Task requirements: Each entry needs to be reproduced exactly as it is.

Records excerpted from a collection

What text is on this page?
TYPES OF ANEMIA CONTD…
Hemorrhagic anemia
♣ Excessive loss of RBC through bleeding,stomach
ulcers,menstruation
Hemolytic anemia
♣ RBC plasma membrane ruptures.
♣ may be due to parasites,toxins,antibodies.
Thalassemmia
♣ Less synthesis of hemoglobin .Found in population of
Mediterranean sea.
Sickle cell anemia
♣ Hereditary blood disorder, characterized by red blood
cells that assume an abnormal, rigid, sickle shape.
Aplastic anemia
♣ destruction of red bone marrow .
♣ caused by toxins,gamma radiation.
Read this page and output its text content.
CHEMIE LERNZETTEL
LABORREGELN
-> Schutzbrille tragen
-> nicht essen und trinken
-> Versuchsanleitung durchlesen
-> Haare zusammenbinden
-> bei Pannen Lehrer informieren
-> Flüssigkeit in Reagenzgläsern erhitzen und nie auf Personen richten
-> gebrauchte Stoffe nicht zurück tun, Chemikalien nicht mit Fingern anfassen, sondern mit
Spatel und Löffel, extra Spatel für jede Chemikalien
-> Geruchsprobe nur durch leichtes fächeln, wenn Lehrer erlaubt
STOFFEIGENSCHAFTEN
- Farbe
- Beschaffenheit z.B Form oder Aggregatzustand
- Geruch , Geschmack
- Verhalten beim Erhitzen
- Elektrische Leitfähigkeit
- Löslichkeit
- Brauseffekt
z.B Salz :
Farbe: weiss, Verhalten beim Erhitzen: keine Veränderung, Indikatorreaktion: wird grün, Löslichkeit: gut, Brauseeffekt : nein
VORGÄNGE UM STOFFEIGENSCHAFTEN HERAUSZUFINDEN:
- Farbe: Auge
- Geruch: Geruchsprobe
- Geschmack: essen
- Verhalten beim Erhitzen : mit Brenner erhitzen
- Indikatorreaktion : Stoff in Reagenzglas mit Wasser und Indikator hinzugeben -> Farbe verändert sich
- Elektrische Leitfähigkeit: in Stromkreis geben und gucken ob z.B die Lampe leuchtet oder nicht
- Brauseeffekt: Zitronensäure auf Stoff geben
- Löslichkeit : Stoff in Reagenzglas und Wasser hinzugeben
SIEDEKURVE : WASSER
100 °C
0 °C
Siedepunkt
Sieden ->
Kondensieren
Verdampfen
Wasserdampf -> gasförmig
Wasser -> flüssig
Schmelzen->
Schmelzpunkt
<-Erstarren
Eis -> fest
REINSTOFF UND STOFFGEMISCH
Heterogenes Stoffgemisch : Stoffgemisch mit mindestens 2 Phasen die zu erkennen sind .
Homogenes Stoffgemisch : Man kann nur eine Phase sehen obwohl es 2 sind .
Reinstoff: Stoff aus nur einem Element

Task response:
What text is on this page?
TYPES OF ANEMIA CONTD…
Hemorrhagic anemia
♣ Excessive loss of RBC through bleeding,stomach
ulcers,menstruation
Hemolytic anemia
♣ RBC plasma membrane ruptures.
♣ may be due to parasites,toxins,antibodies.
Thalassemmia
♣ Less synthesis of hemoglobin .Found in population of
Mediterranean sea.
Sickle cell anemia
♣ Hereditary blood disorder, characterized by red blood
cells that assume an abnormal, rigid, sickle shape.
Aplastic anemia
♣ destruction of red bone marrow .
♣ caused by toxins,gamma radiation.
Read this page and output its text content.
CHEMIE LERNZETTEL
LABORREGELN
-> Schutzbrille tragen
-> nicht essen und trinken
-> Versuchsanleitung durchlesen
-> Haare zusammenbinden
-> bei Pannen Lehrer informieren
-> Flüssigkeit in Reagenzgläsern erhitzen und nie auf Personen richten
-> gebrauchte Stoffe nicht zurück tun, Chemikalien nicht mit Fingern anfassen, sondern mit
Spatel und Löffel, extra Spatel für jede Chemikalien
-> Geruchsprobe nur durch leichtes fächeln, wenn Lehrer erlaubt
STOFFEIGENSCHAFTEN
- Farbe
- Beschaffenheit z.B Form oder Aggregatzustand
- Geruch , Geschmack
- Verhalten beim Erhitzen
- Elektrische Leitfähigkeit
- Löslichkeit
- Brauseffekt
z.B Salz :
Farbe: weiss, Verhalten beim Erhitzen: keine Veränderung, Indikatorreaktion: wird grün, Löslichkeit: gut, Brauseeffekt : nein
VORGÄNGE UM STOFFEIGENSCHAFTEN HERAUSZUFINDEN:
- Farbe: Auge
- Geruch: Geruchsprobe
- Geschmack: essen
- Verhalten beim Erhitzen : mit Brenner erhitzen
- Indikatorreaktion : Stoff in Reagenzglas mit Wasser und Indikator hinzugeben -> Farbe verändert sich
- Elektrische Leitfähigkeit: in Stromkreis geben und gucken ob z.B die Lampe leuchtet oder nicht
- Brauseeffekt: Zitronensäure auf Stoff geben
- Löslichkeit : Stoff in Reagenzglas und Wasser hinzugeben
SIEDEKURVE : WASSER
100 °C
0 °C
Siedepunkt
Sieden ->
Kondensieren
Verdampfen
Wasserdampf -> gasförmig
Wasser -> flüssig
Schmelzen->
Schmelzpunkt
<-Erstarren
Eis -> fest
REINSTOFF UND STOFFGEMISCH
Heterogenes Stoffgemisch : Stoffgemisch mit mindestens 2 Phasen die zu erkennen sind .
Homogenes Stoffgemisch : Man kann nur eine Phase sehen obwohl es 2 sind .
Reinstoff: Stoff aus nur einem Element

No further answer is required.